*Exercise details*:
Transcribe each line exactly.

>>

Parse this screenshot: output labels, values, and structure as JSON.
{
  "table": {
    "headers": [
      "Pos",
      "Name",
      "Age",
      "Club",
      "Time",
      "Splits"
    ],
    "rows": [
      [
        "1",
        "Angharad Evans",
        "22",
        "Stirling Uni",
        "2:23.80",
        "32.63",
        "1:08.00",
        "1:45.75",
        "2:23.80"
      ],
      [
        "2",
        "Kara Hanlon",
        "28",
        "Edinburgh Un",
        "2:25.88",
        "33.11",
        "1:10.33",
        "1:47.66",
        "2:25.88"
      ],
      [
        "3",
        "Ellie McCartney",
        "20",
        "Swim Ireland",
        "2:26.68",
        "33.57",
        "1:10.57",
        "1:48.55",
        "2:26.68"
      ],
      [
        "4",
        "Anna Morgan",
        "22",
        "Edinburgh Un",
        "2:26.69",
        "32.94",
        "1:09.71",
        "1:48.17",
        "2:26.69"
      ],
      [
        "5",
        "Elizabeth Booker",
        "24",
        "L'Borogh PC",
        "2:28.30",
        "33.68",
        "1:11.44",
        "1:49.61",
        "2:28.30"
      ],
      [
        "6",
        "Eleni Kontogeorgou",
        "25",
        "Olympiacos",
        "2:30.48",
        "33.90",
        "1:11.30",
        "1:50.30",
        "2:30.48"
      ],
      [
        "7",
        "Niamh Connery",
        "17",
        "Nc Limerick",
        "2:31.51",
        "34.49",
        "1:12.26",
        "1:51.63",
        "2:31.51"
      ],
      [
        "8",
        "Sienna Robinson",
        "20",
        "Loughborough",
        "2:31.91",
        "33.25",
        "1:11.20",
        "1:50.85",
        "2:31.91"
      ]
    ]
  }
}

<<

*Output of the exercise*:
Parse this screenshot: output labels, values, and structure as JSON.
{
  "table": {
    "headers": [
      "Pos",
      "Name",
      "Age",
      "Club",
      "Time",
      "Splits"
    ],
    "rows": [
      [
        "1",
        "Angharad Evans",
        "22",
        "Stirling Uni",
        "2:23.80",
        "32.63",
        "1:08.00",
        "1:45.75",
        "2:23.80"
      ],
      [
        "2",
        "Kara Hanlon",
        "28",
        "Edinburgh Un",
        "2:25.88",
        "33.11",
        "1:10.33",
        "1:47.66",
        "2:25.88"
      ],
      [
        "3",
        "Ellie McCartney",
        "20",
        "Swim Ireland",
        "2:26.68",
        "33.57",
        "1:10.57",
        "1:48.55",
        "2:26.68"
      ],
      [
        "4",
        "Anna Morgan",
        "22",
        "Edinburgh Un",
        "2:26.69",
        "32.94",
        "1:09.71",
        "1:48.17",
        "2:26.69"
      ],
      [
        "5",
        "Elizabeth Booker",
        "24",
        "L'Borogh PC",
        "2:28.30",
        "33.68",
        "1:11.44",
        "1:49.61",
        "2:28.30"
      ],
      [
        "6",
        "Eleni Kontogeorgou",
        "25",
        "Olympiacos",
        "2:30.48",
        "33.90",
        "1:11.30",
        "1:50.30",
        "2:30.48"
      ],
      [
        "7",
        "Niamh Connery",
        "17",
        "Nc Limerick",
        "2:31.51",
        "34.49",
        "1:12.26",
        "1:51.63",
        "2:31.51"
      ],
      [
        "8",
        "Sienna Robinson",
        "20",
        "Loughborough",
        "2:31.91",
        "33.25",
        "1:11.20",
        "1:50.85",
        "2:31.91"
      ]
    ]
  }
}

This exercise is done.